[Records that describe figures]

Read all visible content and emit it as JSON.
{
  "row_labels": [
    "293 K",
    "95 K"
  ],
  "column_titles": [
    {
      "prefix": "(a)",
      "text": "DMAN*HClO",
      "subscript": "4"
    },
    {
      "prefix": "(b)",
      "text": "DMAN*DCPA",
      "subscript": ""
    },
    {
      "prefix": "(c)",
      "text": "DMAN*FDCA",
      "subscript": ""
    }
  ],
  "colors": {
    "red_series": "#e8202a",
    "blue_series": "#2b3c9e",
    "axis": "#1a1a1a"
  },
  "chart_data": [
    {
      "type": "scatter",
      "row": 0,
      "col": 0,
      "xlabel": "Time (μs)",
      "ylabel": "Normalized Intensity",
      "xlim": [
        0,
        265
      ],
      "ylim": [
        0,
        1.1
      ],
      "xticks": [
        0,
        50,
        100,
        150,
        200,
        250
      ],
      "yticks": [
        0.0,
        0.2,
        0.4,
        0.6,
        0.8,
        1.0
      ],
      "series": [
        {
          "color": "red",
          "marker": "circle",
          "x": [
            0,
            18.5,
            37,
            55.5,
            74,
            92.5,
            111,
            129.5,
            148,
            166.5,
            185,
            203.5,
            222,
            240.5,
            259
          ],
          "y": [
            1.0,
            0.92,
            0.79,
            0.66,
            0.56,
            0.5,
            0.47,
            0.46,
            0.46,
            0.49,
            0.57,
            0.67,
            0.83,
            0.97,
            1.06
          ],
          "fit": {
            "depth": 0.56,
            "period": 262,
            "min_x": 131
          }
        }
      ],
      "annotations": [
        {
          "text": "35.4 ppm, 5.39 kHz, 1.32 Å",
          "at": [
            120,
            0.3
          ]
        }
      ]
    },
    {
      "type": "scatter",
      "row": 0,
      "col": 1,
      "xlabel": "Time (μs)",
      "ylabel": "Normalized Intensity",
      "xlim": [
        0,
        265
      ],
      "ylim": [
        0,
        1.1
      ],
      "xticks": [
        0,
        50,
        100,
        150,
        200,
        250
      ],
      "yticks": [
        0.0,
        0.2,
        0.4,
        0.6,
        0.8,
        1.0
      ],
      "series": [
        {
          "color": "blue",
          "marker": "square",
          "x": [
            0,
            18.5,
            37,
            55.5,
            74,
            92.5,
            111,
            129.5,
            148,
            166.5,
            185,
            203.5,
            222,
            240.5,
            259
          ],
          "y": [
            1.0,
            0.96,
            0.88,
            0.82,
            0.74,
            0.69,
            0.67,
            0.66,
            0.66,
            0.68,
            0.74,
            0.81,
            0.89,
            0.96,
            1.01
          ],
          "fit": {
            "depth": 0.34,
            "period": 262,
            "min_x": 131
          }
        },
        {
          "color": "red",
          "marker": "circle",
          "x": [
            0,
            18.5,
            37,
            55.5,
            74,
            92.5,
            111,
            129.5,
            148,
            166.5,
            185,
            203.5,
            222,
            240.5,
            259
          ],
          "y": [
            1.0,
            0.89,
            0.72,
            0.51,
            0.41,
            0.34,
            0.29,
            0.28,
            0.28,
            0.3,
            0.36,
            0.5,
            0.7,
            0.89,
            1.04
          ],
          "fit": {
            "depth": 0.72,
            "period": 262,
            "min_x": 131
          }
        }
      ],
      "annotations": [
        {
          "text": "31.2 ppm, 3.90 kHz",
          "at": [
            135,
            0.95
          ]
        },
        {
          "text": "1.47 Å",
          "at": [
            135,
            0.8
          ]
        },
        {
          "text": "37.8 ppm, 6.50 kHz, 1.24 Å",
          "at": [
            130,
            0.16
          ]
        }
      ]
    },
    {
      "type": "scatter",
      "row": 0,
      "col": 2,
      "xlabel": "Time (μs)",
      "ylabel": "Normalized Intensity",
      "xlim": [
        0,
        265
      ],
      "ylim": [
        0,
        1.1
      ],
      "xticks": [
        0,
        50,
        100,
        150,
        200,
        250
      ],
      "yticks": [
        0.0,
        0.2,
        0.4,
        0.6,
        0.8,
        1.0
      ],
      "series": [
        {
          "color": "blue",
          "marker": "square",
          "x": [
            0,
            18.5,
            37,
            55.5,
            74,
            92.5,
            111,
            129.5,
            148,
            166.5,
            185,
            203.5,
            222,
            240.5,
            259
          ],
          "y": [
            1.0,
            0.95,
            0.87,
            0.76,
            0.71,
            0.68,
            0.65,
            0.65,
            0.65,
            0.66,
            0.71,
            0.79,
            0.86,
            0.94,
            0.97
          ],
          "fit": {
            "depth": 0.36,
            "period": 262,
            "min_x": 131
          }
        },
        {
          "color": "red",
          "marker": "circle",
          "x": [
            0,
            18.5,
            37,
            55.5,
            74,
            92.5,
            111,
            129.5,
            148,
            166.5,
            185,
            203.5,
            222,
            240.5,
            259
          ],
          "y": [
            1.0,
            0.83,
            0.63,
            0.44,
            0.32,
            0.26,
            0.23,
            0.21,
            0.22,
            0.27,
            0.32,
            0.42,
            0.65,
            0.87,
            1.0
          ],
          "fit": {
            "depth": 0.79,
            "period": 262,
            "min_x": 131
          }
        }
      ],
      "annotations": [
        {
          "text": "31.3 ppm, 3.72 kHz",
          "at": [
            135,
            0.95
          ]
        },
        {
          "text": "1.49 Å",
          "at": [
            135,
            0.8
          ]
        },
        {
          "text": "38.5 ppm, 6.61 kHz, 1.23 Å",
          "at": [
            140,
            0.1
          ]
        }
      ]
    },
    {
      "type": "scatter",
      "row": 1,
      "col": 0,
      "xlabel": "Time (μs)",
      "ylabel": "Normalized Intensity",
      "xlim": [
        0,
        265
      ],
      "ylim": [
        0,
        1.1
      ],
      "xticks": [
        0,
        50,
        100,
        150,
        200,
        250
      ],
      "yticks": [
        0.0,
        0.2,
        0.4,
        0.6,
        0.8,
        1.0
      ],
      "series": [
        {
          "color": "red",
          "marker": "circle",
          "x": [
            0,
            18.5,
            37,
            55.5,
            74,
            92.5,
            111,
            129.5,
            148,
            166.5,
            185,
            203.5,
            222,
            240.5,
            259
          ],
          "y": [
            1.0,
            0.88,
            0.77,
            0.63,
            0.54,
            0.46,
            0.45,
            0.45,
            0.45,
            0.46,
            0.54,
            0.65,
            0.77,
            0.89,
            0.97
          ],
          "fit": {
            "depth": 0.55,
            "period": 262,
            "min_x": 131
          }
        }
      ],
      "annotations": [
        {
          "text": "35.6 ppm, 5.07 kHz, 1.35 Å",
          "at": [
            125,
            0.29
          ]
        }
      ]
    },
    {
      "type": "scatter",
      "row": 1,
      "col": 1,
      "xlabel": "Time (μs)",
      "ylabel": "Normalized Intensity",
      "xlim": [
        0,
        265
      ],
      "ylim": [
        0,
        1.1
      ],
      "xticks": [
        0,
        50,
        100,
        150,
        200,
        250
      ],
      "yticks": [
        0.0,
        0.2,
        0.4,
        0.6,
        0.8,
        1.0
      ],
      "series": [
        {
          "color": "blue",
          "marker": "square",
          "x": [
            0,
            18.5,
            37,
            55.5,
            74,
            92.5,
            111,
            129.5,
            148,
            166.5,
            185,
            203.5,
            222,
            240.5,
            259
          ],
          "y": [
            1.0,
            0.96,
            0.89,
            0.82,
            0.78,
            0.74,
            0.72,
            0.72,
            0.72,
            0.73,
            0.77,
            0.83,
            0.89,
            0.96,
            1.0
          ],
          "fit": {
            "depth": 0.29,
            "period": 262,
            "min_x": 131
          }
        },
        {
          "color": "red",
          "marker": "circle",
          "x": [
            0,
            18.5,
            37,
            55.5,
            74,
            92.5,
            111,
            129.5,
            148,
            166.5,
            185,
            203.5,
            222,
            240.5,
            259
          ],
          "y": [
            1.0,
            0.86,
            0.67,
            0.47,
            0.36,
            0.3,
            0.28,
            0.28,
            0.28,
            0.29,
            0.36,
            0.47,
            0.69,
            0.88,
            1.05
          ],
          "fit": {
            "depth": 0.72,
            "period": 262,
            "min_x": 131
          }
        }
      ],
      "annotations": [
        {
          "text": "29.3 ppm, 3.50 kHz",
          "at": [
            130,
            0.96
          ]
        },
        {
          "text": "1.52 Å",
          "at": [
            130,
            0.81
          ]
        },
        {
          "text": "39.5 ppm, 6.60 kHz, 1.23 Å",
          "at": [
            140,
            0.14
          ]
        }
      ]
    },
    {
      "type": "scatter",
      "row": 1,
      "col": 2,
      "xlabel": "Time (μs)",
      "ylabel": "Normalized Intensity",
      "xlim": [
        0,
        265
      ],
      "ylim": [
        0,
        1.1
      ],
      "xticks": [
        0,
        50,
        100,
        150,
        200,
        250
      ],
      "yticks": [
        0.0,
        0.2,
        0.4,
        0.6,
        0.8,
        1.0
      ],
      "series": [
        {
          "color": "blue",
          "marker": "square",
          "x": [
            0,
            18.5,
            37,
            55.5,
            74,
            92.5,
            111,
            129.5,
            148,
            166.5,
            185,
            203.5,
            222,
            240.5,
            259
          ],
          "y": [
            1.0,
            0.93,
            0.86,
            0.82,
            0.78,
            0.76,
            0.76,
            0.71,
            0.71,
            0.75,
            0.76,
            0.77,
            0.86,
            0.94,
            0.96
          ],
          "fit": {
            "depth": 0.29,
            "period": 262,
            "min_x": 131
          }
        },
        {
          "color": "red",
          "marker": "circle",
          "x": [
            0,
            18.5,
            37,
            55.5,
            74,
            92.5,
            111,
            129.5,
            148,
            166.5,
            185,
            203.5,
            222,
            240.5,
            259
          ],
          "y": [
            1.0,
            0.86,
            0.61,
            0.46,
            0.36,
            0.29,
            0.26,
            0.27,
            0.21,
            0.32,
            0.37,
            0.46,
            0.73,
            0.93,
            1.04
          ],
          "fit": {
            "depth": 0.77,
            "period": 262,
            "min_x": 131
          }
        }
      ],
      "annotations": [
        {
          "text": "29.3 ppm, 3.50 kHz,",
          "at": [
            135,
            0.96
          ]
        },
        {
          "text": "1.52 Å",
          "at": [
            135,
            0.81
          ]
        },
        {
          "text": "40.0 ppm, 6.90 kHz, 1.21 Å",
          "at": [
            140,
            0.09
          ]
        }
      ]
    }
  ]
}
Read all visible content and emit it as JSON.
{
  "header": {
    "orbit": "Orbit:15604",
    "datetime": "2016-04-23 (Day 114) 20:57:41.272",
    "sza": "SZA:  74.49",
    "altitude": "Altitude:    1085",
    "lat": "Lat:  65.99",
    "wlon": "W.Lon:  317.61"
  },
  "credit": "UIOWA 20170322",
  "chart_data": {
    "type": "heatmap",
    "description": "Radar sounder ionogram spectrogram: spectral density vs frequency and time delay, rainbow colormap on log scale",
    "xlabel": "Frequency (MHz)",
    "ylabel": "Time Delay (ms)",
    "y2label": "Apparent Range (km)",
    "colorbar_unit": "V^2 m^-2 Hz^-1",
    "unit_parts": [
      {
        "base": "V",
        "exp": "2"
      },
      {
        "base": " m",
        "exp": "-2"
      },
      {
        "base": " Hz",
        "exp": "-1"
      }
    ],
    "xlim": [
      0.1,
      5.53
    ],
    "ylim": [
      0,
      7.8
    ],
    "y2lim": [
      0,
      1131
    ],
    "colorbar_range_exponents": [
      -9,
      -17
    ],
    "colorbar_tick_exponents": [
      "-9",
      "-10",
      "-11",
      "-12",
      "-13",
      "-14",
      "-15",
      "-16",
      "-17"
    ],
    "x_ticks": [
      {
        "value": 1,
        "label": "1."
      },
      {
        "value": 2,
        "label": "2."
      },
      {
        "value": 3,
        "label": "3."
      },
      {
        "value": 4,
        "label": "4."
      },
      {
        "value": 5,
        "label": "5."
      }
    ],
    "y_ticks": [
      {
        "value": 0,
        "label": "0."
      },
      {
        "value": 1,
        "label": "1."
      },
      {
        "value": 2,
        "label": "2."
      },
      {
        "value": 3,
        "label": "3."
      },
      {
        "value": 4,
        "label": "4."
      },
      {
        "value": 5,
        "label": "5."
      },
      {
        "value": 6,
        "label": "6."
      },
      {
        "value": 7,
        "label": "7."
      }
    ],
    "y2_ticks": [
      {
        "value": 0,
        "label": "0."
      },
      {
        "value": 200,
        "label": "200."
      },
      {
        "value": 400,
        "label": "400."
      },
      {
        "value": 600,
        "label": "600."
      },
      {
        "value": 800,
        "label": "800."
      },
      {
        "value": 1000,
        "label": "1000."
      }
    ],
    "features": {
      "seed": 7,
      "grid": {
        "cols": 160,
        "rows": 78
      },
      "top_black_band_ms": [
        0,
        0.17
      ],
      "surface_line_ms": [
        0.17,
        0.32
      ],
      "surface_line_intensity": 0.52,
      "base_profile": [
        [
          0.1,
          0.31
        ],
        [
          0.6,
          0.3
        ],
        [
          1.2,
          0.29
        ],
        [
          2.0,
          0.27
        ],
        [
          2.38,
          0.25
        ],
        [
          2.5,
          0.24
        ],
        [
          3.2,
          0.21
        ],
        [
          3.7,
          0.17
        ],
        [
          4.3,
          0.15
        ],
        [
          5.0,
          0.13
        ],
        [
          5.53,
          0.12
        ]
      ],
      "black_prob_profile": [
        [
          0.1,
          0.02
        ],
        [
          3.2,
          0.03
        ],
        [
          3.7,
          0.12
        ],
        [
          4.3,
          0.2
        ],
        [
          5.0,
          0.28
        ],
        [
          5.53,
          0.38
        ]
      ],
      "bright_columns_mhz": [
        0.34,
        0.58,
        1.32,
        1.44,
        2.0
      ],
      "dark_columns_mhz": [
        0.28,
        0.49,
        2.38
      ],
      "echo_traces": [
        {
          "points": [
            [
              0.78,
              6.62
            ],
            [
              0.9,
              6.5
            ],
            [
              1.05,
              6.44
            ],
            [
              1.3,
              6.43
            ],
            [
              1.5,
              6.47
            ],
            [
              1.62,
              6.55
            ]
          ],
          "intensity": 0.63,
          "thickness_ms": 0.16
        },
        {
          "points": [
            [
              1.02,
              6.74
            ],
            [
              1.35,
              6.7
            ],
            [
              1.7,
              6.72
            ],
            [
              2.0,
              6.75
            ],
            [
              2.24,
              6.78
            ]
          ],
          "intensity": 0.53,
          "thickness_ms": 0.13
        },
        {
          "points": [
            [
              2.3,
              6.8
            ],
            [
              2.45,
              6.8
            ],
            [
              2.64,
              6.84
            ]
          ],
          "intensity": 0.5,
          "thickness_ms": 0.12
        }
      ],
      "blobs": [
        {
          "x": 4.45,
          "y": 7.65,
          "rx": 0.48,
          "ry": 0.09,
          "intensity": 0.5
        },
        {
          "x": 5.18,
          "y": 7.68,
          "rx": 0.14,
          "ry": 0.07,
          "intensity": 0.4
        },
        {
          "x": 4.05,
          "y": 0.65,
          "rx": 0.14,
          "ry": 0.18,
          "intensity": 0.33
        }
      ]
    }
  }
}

#### INSTRUCTIONS TO FOLLOW:
Find the word "depth" in the data and show each line that holds it.

#### RESULT OF THIS TASK:
            "depth": 0.56,
            "depth": 0.34,
            "depth": 0.72,
            "depth": 0.36,
            "depth": 0.79,
            "depth": 0.55,
            "depth": 0.29,
            "depth": 0.72,
            "depth": 0.29,
            "depth": 0.77,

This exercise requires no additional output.